» **DATA PROVIDED**
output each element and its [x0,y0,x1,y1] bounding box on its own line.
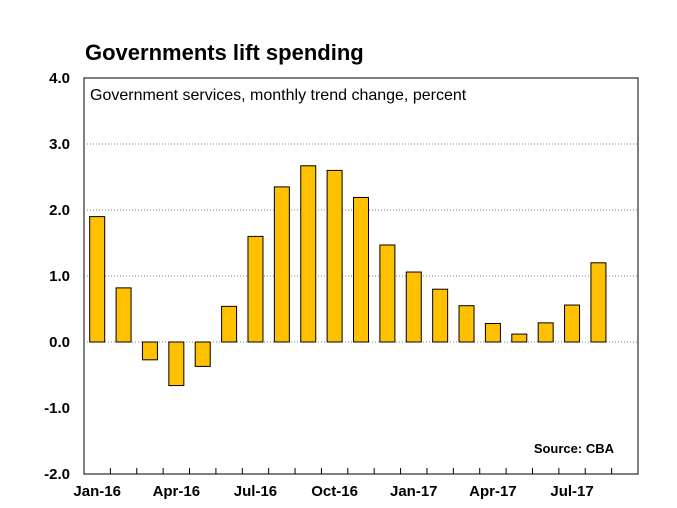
bar-may-16 [194,341,211,367]
x-tick-label: Jan-17 [390,483,438,500]
x-axis: Jan-16 Apr-16 Jul-16 Oct-16 Jan-17 Apr-17 Jul-… [73,468,613,500]
source-note: Source: CBA [534,441,615,456]
y-tick-label: -2.0 [44,466,70,483]
bar-dec-16 [379,244,396,343]
bar-apr-17 [484,323,501,343]
x-tick-label: Oct-16 [311,483,358,500]
bar-aug-16 [273,186,290,343]
bars [89,165,607,387]
bar-mar-16 [141,341,158,361]
bar-jul-17 [564,304,581,343]
x-tick-label: Jul-17 [550,483,593,500]
bar-may-17 [511,333,528,343]
bar-jul-16 [247,235,264,343]
bar-jun-17 [537,322,554,343]
x-tick-label: Jul-16 [234,483,277,500]
x-tick-label: Apr-17 [469,483,517,500]
bar-feb-16 [115,287,132,343]
y-tick-label: 0.0 [49,334,70,351]
x-tick-label: Apr-16 [153,483,201,500]
bar-jan-17 [405,271,422,343]
y-tick-label: -1.0 [44,400,70,417]
chart-title: Governments lift spending [85,40,364,65]
y-tick-label: 1.0 [49,268,70,285]
bar-oct-16 [326,169,343,343]
bar-jan-16 [89,216,106,343]
bar-nov-16 [353,196,369,343]
bar-feb-17 [432,288,449,343]
y-tick-label: 3.0 [49,136,70,153]
x-tick-label: Jan-16 [73,483,121,500]
y-axis: 4.0 3.0 2.0 1.0 0.0 -1.0 -2.0 [44,70,70,483]
bar-sep-16 [300,165,317,343]
bar-mar-17 [458,305,475,343]
bar-aug-17 [590,262,607,343]
y-tick-label: 2.0 [49,202,70,219]
bar-jun-16 [221,305,238,343]
bar-apr-16 [168,341,185,387]
y-tick-label: 4.0 [49,70,70,87]
chart-subtitle: Government services, monthly trend chang… [90,87,467,104]
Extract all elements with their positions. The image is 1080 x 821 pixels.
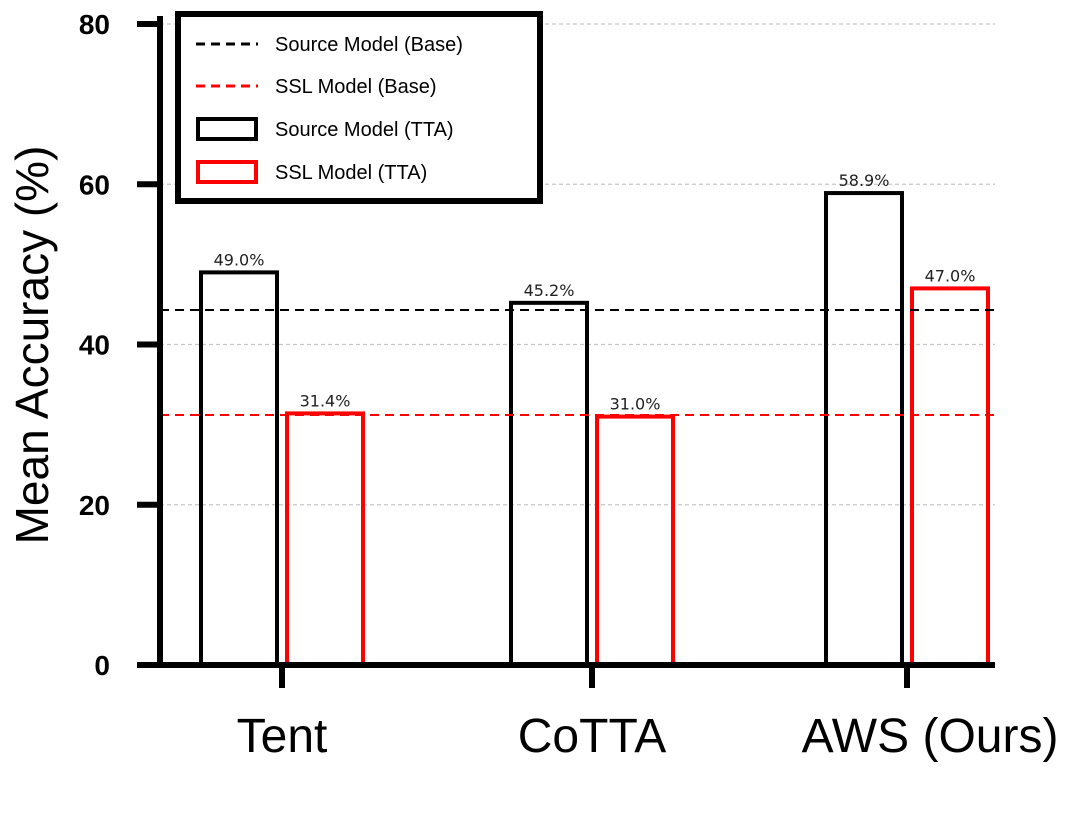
y-tick-label-60: 60	[79, 169, 110, 200]
y-tick-label-40: 40	[79, 330, 110, 361]
category-label-2: AWS (Ours)	[802, 710, 1059, 763]
y-tick-label-0: 0	[94, 650, 110, 681]
legend-swatch-2	[196, 117, 258, 141]
y-tick-label-20: 20	[79, 490, 110, 521]
axes	[137, 16, 995, 688]
bar-source-2	[824, 191, 904, 667]
gridlines	[160, 23, 995, 506]
data-label-source-2: 58.9%	[839, 171, 890, 190]
legend: Source Model (Base) SSL Model (Base) Sourc…	[175, 11, 543, 204]
labels: 49.0% 45.2% 58.9% 31.4% 31.0% 47.0% 0 20 40 60 80 T…	[79, 9, 1059, 763]
data-label-ssl-0: 31.4%	[300, 391, 351, 410]
data-label-ssl-1: 31.0%	[610, 395, 661, 414]
legend-label-3: SSL Model (TTA)	[275, 162, 427, 184]
y-axis-title: Mean Accuracy (%)	[6, 146, 58, 545]
y-tick-label-80: 80	[79, 9, 110, 40]
reference-lines	[160, 309, 995, 417]
bars	[199, 191, 990, 667]
legend-label-1: SSL Model (Base)	[275, 76, 437, 98]
bar-ssl-1	[595, 414, 675, 667]
legend-label-0: Source Model (Base)	[275, 34, 463, 56]
bar-source-0	[199, 270, 279, 667]
legend-label-2: Source Model (TTA)	[275, 119, 454, 141]
data-label-source-0: 49.0%	[214, 250, 265, 269]
bar-ssl-0	[285, 411, 365, 667]
legend-box	[175, 11, 543, 204]
data-label-ssl-2: 47.0%	[925, 266, 976, 285]
bar-source-1	[509, 300, 589, 667]
data-label-source-1: 45.2%	[524, 281, 575, 300]
legend-swatch-3	[196, 160, 258, 184]
category-label-0: Tent	[237, 710, 328, 763]
category-label-1: CoTTA	[518, 710, 666, 763]
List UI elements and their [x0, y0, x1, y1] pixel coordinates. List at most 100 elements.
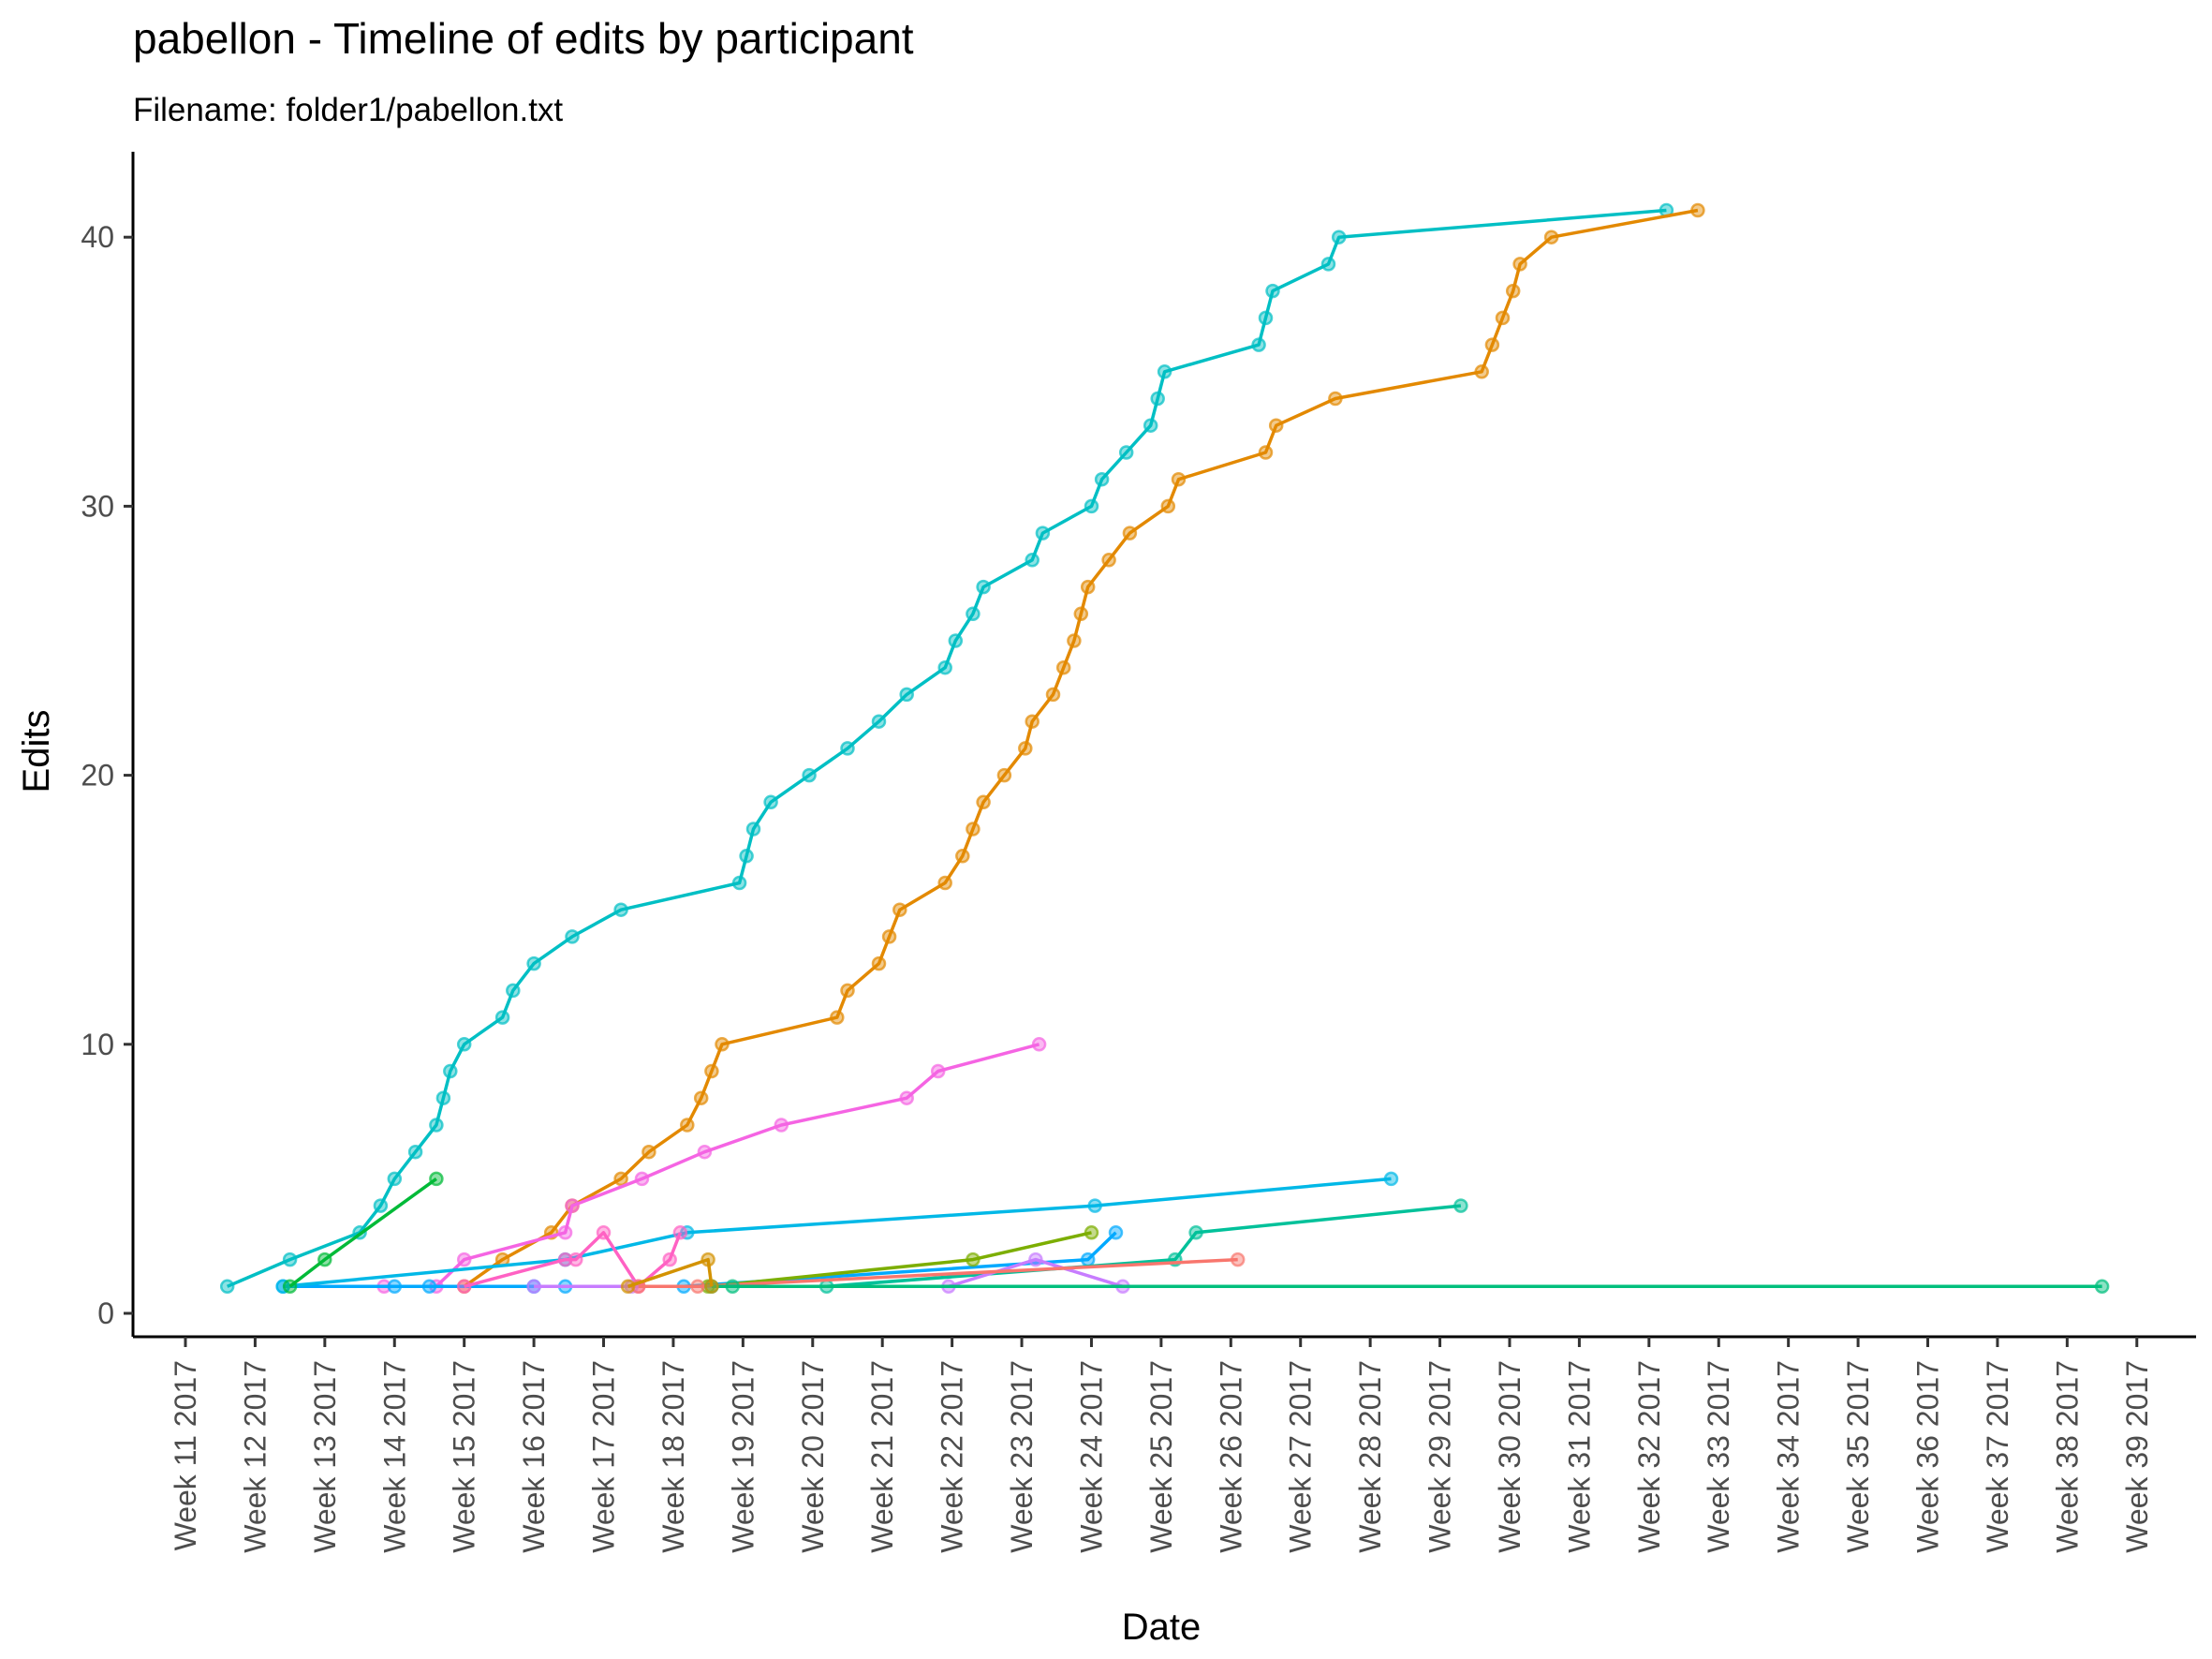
chart-subtitle: Filename: folder1/pabellon.txt [133, 92, 564, 128]
y-tick-label: 40 [81, 220, 114, 254]
x-tick-label: Week 21 2017 [865, 1360, 899, 1553]
data-point [2094, 1279, 2110, 1295]
data-point [387, 1279, 403, 1295]
data-point [1331, 230, 1347, 244]
data-point [966, 822, 981, 837]
data-point [966, 1252, 981, 1267]
x-tick-label: Week 34 2017 [1772, 1360, 1806, 1553]
data-point [1118, 445, 1134, 460]
data-point [976, 579, 991, 595]
data-point [1150, 391, 1165, 407]
x-tick-label: Week 11 2017 [169, 1360, 202, 1550]
x-tick-label: Week 24 2017 [1074, 1360, 1108, 1553]
x-axis-ticks: Week 11 2017 Week 12 2017 Week 13 2017 Week… [169, 1337, 2154, 1553]
y-axis-ticks: 0 10 20 30 40 [81, 220, 133, 1330]
data-point [840, 741, 855, 756]
x-tick-label: Week 22 2017 [936, 1360, 969, 1553]
data-point [892, 902, 907, 917]
x-tick-label: Week 17 2017 [587, 1360, 621, 1553]
x-tick-label: Week 28 2017 [1353, 1360, 1387, 1553]
data-point [899, 1090, 914, 1105]
data-point [634, 1171, 650, 1187]
x-tick-label: Week 33 2017 [1702, 1360, 1735, 1553]
data-point [704, 1063, 719, 1079]
data-point [421, 1279, 437, 1295]
series-line-8 [707, 1231, 1092, 1289]
data-point [557, 1252, 573, 1267]
data-point [700, 1252, 715, 1267]
x-tick-label: Week 29 2017 [1423, 1360, 1457, 1553]
data-point [899, 687, 914, 703]
x-tick-label: Week 20 2017 [796, 1360, 830, 1553]
series-line-0 [227, 208, 1667, 1288]
data-point [1028, 1252, 1043, 1267]
data-point [1073, 606, 1089, 622]
data-point [1025, 714, 1040, 729]
data-point [568, 1252, 583, 1267]
chart-title: pabellon - Timeline of edits by particip… [133, 14, 914, 63]
data-point [1067, 633, 1082, 648]
data-point [1505, 283, 1521, 299]
y-tick-label: 0 [97, 1296, 114, 1330]
data-point [1084, 1225, 1099, 1240]
data-point [662, 1252, 677, 1267]
y-tick-label: 30 [81, 489, 114, 523]
x-tick-label: Week 30 2017 [1493, 1360, 1526, 1553]
data-point [456, 1279, 472, 1295]
data-point [1171, 471, 1187, 487]
series-line-6 [288, 1177, 437, 1288]
data-point [613, 902, 628, 917]
series-line-3 [283, 1231, 1117, 1289]
x-tick-label: Week 25 2017 [1144, 1360, 1178, 1553]
data-point [937, 659, 952, 675]
data-point [1080, 1252, 1096, 1267]
data-point [1258, 310, 1274, 326]
data-point [435, 1090, 451, 1105]
data-point [1025, 553, 1040, 568]
data-point [680, 1118, 695, 1133]
series-line-4 [283, 1177, 1392, 1289]
data-point [690, 1279, 705, 1295]
data-point [565, 929, 580, 944]
data-point [1035, 526, 1051, 541]
data-point [282, 1252, 298, 1267]
data-point [1453, 1198, 1468, 1213]
data-point [955, 849, 970, 864]
data-point [1328, 391, 1343, 407]
y-tick-label: 20 [81, 759, 114, 792]
data-point [526, 955, 541, 971]
data-point [1512, 257, 1527, 272]
data-point [725, 1279, 740, 1295]
y-axis-title: Edits [16, 710, 57, 793]
data-point [494, 1010, 510, 1025]
x-tick-label: Week 36 2017 [1911, 1360, 1945, 1553]
data-point [976, 794, 991, 810]
data-point [830, 1010, 845, 1025]
data-point [840, 983, 855, 999]
data-point [715, 1037, 730, 1052]
data-point [526, 1279, 541, 1295]
x-tick-label: Week 19 2017 [726, 1360, 759, 1553]
data-point [739, 849, 754, 864]
series-line-1 [463, 208, 1699, 1288]
data-point [731, 875, 747, 891]
data-point [693, 1090, 709, 1105]
data-point [871, 955, 887, 971]
data-point [373, 1198, 389, 1213]
data-point [697, 1144, 713, 1160]
data-point [641, 1144, 656, 1160]
data-point [1045, 687, 1061, 703]
data-point [317, 1252, 332, 1267]
x-tick-label: Week 27 2017 [1284, 1360, 1318, 1553]
x-tick-label: Week 15 2017 [448, 1360, 481, 1553]
data-point [745, 822, 761, 837]
data-point [1230, 1252, 1246, 1267]
data-point [407, 1144, 423, 1160]
data-point [1143, 418, 1158, 433]
data-point [1122, 526, 1138, 541]
y-tick-label: 10 [81, 1028, 114, 1061]
x-tick-label: Week 23 2017 [1005, 1360, 1039, 1553]
series-line-7 [464, 1231, 683, 1289]
x-tick-label: Week 18 2017 [656, 1360, 690, 1553]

» **TASK INSTRUCTIONS**
Transcribe the data verbatim, starting with the line that contains "169, 110, 200]" and going on through the line that contains "16, 995, 688]", including both of those lines.

» **CORRECT RESPONSE**
y-tick-label-60: 60	[79, 169, 110, 200]
y-tick-label-40: 40	[79, 330, 110, 361]
category-label-2: AWS (Ours)	[802, 710, 1059, 763]
y-tick-label-0: 0	[94, 650, 110, 681]
legend-swatch-2	[196, 117, 258, 141]
y-tick-label-20: 20	[79, 490, 110, 521]
axes	[137, 16, 995, 688]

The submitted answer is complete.